--- Start Available records ---
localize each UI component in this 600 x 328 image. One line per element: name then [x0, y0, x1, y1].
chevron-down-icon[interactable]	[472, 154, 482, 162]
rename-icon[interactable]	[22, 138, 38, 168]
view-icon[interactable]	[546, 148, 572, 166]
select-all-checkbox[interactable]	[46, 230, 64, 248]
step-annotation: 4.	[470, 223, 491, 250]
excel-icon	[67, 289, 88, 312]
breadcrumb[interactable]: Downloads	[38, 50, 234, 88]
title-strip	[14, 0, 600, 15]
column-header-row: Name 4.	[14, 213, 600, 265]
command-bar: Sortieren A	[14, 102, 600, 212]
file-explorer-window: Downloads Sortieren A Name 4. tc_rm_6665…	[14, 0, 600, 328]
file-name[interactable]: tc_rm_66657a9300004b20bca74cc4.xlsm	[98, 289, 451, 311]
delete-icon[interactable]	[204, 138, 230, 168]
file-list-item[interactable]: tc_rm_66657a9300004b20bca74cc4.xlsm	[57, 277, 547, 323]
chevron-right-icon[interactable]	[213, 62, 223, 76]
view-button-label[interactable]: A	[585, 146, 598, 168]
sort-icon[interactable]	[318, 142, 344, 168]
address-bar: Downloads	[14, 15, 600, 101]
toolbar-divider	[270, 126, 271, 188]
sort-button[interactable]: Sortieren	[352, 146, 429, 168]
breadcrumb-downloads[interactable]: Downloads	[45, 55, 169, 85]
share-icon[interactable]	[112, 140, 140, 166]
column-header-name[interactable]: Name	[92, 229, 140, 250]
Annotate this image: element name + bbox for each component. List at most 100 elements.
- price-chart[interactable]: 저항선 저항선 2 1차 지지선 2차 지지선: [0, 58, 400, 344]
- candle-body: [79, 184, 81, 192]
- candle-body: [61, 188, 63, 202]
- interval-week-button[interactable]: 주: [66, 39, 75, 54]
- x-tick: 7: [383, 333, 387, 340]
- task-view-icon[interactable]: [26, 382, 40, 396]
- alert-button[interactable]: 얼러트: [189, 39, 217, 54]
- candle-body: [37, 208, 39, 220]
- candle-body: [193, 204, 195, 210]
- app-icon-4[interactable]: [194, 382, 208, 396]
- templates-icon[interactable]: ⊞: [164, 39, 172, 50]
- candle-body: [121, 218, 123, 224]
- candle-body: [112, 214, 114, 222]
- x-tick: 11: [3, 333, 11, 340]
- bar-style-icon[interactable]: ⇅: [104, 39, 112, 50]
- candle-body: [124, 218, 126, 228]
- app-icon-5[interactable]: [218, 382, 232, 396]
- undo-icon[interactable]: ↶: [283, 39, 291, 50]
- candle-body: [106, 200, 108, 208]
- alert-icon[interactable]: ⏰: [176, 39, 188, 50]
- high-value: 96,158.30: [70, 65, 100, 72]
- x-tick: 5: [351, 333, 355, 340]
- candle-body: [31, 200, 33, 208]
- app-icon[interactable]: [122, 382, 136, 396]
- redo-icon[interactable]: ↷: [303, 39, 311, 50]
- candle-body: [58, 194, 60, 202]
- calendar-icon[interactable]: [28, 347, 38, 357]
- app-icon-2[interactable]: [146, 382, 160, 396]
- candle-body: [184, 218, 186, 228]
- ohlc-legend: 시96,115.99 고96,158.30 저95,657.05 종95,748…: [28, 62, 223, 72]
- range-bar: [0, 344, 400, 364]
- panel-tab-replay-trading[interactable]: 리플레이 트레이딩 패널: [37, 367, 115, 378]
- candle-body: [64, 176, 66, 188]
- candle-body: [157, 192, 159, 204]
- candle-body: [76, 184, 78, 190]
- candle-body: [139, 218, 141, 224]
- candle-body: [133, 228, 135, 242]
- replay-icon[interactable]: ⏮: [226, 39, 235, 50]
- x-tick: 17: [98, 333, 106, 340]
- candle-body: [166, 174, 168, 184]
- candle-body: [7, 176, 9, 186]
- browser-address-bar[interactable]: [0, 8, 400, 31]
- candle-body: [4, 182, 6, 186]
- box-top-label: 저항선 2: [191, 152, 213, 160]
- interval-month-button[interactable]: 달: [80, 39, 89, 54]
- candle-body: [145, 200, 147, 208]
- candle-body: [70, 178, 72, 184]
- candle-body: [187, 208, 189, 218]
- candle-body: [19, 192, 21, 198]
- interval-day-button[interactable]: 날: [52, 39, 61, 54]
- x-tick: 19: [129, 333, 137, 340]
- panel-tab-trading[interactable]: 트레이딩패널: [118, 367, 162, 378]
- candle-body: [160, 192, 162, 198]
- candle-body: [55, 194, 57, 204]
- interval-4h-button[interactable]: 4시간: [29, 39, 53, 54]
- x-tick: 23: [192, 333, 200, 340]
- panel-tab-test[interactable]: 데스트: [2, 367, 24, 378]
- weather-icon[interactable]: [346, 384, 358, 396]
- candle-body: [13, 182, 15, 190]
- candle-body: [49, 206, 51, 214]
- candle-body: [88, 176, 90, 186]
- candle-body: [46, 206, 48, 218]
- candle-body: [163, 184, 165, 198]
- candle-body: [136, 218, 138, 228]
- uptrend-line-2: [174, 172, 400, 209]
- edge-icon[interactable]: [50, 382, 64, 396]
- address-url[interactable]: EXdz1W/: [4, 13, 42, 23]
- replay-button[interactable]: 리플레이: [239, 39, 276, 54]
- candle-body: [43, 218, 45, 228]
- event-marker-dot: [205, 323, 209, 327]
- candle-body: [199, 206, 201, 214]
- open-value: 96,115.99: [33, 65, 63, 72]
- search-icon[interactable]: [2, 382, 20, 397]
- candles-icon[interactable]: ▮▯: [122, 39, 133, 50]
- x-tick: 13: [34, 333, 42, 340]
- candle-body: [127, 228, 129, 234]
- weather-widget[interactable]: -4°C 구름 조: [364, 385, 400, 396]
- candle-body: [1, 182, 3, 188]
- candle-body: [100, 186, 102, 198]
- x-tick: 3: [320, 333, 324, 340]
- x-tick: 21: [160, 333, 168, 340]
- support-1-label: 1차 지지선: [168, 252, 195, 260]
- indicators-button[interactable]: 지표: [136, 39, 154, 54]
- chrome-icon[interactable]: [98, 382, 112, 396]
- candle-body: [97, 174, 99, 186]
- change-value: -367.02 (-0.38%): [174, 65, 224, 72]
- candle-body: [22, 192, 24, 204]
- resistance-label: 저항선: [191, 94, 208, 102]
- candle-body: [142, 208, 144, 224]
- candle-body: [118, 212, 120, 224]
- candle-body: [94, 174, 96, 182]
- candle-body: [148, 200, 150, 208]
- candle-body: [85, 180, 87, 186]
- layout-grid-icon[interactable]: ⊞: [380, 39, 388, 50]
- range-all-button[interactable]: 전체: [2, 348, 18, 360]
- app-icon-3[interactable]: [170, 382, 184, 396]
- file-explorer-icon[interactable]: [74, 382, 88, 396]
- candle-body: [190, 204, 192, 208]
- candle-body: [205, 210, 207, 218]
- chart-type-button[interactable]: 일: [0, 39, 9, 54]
--- End Available records ---
Given task
Can you turn every line of the records into a Markdown table with the columns Row and Line Text, numbering each row and leaving out any blank lines?

Result of the exercise
| Row | Line Text |
|---|---|
| 1 | localize each UI component in this 600 x 328 image. One line per element: name then [x0, y0, x1, y1]. |
| 2 | chevron-down-icon[interactable]	[472, 154, 482, 162] |
| 3 | rename-icon[interactable]	[22, 138, 38, 168] |
| 4 | view-icon[interactable]	[546, 148, 572, 166] |
| 5 | select-all-checkbox[interactable]	[46, 230, 64, 248] |
| 6 | step-annotation: 4.	[470, 223, 491, 250] |
| 7 | excel-icon	[67, 289, 88, 312] |
| 8 | breadcrumb[interactable]: Downloads	[38, 50, 234, 88] |
| 9 | title-strip	[14, 0, 600, 15] |
| 10 | column-header-row: Name 4.	[14, 213, 600, 265] |
| 11 | command-bar: Sortieren A	[14, 102, 600, 212] |
| 12 | file-explorer-window: Downloads Sortieren A Name 4. tc_rm_6665…	[14, 0, 600, 328] |
| 13 | file-name[interactable]: tc_rm_66657a9300004b20bca74cc4.xlsm	[98, 289, 451, 311] |
| 14 | delete-icon[interactable]	[204, 138, 230, 168] |
| 15 | file-list-item[interactable]: tc_rm_66657a9300004b20bca74cc4.xlsm	[57, 277, 547, 323] |
| 16 | chevron-right-icon[interactable]	[213, 62, 223, 76] |
| 17 | view-button-label[interactable]: A	[585, 146, 598, 168] |
| 18 | sort-icon[interactable]	[318, 142, 344, 168] |
| 19 | address-bar: Downloads	[14, 15, 600, 101] |
| 20 | toolbar-divider	[270, 126, 271, 188] |
| 21 | sort-button[interactable]: Sortieren	[352, 146, 429, 168] |
| 22 | breadcrumb-downloads[interactable]: Downloads	[45, 55, 169, 85] |
| 23 | share-icon[interactable]	[112, 140, 140, 166] |
| 24 | column-header-name[interactable]: Name	[92, 229, 140, 250] |
| 25 | Annotate this image: element name + bbox for each component. List at most 100 elements. |
| 26 | - price-chart[interactable]: 저항선 저항선 2 1차 지지선 2차 지지선: [0, 58, 400, 344] |
| 27 | - candle-body: [79, 184, 81, 192] |
| 28 | - candle-body: [61, 188, 63, 202] |
| 29 | - interval-week-button[interactable]: 주: [66, 39, 75, 54] |
| 30 | - x-tick: 7: [383, 333, 387, 340] |
| 31 | - task-view-icon[interactable]: [26, 382, 40, 396] |
| 32 | - alert-button[interactable]: 얼러트: [189, 39, 217, 54] |
| 33 | - candle-body: [37, 208, 39, 220] |
| 34 | - candle-body: [193, 204, 195, 210] |
| 35 | - app-icon-4[interactable]: [194, 382, 208, 396] |
| 36 | - templates-icon[interactable]: ⊞: [164, 39, 172, 50] |
| 37 | - candle-body: [121, 218, 123, 224] |
| 38 | - candle-body: [112, 214, 114, 222] |
| 39 | - x-tick: 11: [3, 333, 11, 340] |
| 40 | - bar-style-icon[interactable]: ⇅: [104, 39, 112, 50] |
| 41 | - candle-body: [124, 218, 126, 228] |
| 42 | - app-icon-5[interactable]: [218, 382, 232, 396] |
| 43 | - undo-icon[interactable]: ↶: [283, 39, 291, 50] |
| 44 | - candle-body: [106, 200, 108, 208] |
| 45 | - alert-icon[interactable]: ⏰: [176, 39, 188, 50] |
| 46 | - high-value: 96,158.30: [70, 65, 100, 72] |
| 47 | - x-tick: 5: [351, 333, 355, 340] |
| 48 | - candle-body: [31, 200, 33, 208] |
| 49 | - app-icon[interactable]: [122, 382, 136, 396] |
| 50 | - redo-icon[interactable]: ↷: [303, 39, 311, 50] |
| 51 | - candle-body: [58, 194, 60, 202] |
| 52 | - calendar-icon[interactable]: [28, 347, 38, 357] |
| 53 | - app-icon-2[interactable]: [146, 382, 160, 396] |
| 54 | - candle-body: [184, 218, 186, 228] |
| 55 | - ohlc-legend: 시96,115.99 고96,158.30 저95,657.05 종95,748…: [28, 62, 223, 72] |
| 56 | - range-bar: [0, 344, 400, 364] |
| 57 | - panel-tab-replay-trading[interactable]: 리플레이 트레이딩 패널: [37, 367, 115, 378] |
| 58 | - candle-body: [64, 176, 66, 188] |
| 59 | - candle-body: [157, 192, 159, 204] |
| 60 | - candle-body: [76, 184, 78, 190] |
| 61 | - candle-body: [139, 218, 141, 224] |
| 62 | - candle-body: [133, 228, 135, 242] |
| 63 | - replay-icon[interactable]: ⏮: [226, 39, 235, 50] |
| 64 | - x-tick: 17: [98, 333, 106, 340] |
| 65 | - candle-body: [166, 174, 168, 184] |
| 66 | - candle-body: [7, 176, 9, 186] |
| 67 | - browser-address-bar[interactable]: [0, 8, 400, 31] |
| 68 | - candle-body: [4, 182, 6, 186] |
| 69 | - box-top-label: 저항선 2: [191, 152, 213, 160] |
| 70 | - interval-month-button[interactable]: 달: [80, 39, 89, 54] |
| 71 | - candle-body: [145, 200, 147, 208] |
| 72 | - candle-body: [70, 178, 72, 184] |
| 73 | - candle-body: [187, 208, 189, 218] |
| 74 | - candle-body: [19, 192, 21, 198] |
| 75 | - interval-day-button[interactable]: 날: [52, 39, 61, 54] |
| 76 | - x-tick: 19: [129, 333, 137, 340] |
| 77 | - panel-tab-trading[interactable]: 트레이딩패널: [118, 367, 162, 378] |
| 78 | - candle-body: [160, 192, 162, 198] |
| 79 | - candle-body: [55, 194, 57, 204] |
| 80 | - interval-4h-button[interactable]: 4시간: [29, 39, 53, 54] |
| 81 | - x-tick: 23: [192, 333, 200, 340] |
| 82 | - panel-tab-test[interactable]: 데스트: [2, 367, 24, 378] |
| 83 | - weather-icon[interactable]: [346, 384, 358, 396] |
| 84 | - candle-body: [13, 182, 15, 190] |
| 85 | - candle-body: [49, 206, 51, 214] |
| 86 | - candle-body: [88, 176, 90, 186] |
| 87 | - candle-body: [46, 206, 48, 218] |
| 88 | - candle-body: [163, 184, 165, 198] |
| 89 | - candle-body: [136, 218, 138, 228] |
| 90 | - uptrend-line-2: [174, 172, 400, 209] |
| 91 | - edge-icon[interactable]: [50, 382, 64, 396] |
| 92 | - address-url[interactable]: EXdz1W/: [4, 13, 42, 23] |
| 93 | - replay-button[interactable]: 리플레이: [239, 39, 276, 54] |
| 94 | - candle-body: [43, 218, 45, 228] |
| 95 | - event-marker-dot: [205, 323, 209, 327] |
| 96 | - candle-body: [199, 206, 201, 214] |
| 97 | - open-value: 96,115.99: [33, 65, 63, 72] |
| 98 | - search-icon[interactable]: [2, 382, 20, 397] |
| 99 | - candles-icon[interactable]: ▮▯: [122, 39, 133, 50] |
| 100 | - x-tick: 13: [34, 333, 42, 340] |
| 101 | - candle-body: [127, 228, 129, 234] |
| 102 | - weather-widget[interactable]: -4°C 구름 조: [364, 385, 400, 396] |
| 103 | - candle-body: [1, 182, 3, 188] |
| 104 | - candle-body: [100, 186, 102, 198] |
| 105 | - x-tick: 3: [320, 333, 324, 340] |
| 106 | - x-tick: 21: [160, 333, 168, 340] |
| 107 | - support-1-label: 1차 지지선: [168, 252, 195, 260] |
| 108 | - indicators-button[interactable]: 지표: [136, 39, 154, 54] |
| 109 | - chrome-icon[interactable]: [98, 382, 112, 396] |
| 110 | - candle-body: [97, 174, 99, 186] |
| 111 | - change-value: -367.02 (-0.38%): [174, 65, 224, 72] |
| 112 | - candle-body: [22, 192, 24, 204] |
| 113 | - resistance-label: 저항선: [191, 94, 208, 102] |
| 114 | - candle-body: [142, 208, 144, 224] |
| 115 | - candle-body: [118, 212, 120, 224] |
| 116 | - candle-body: [94, 174, 96, 182] |
| 117 | - candle-body: [148, 200, 150, 208] |
| 118 | - candle-body: [85, 180, 87, 186] |
| 119 | - layout-grid-icon[interactable]: ⊞: [380, 39, 388, 50] |
| 120 | - range-all-button[interactable]: 전체: [2, 348, 18, 360] |
| 121 | - app-icon-3[interactable]: [170, 382, 184, 396] |
| 122 | - file-explorer-icon[interactable]: [74, 382, 88, 396] |
| 123 | - candle-body: [190, 204, 192, 208] |
| 124 | - candle-body: [205, 210, 207, 218] |
| 125 | - chart-type-button[interactable]: 일: [0, 39, 9, 54] |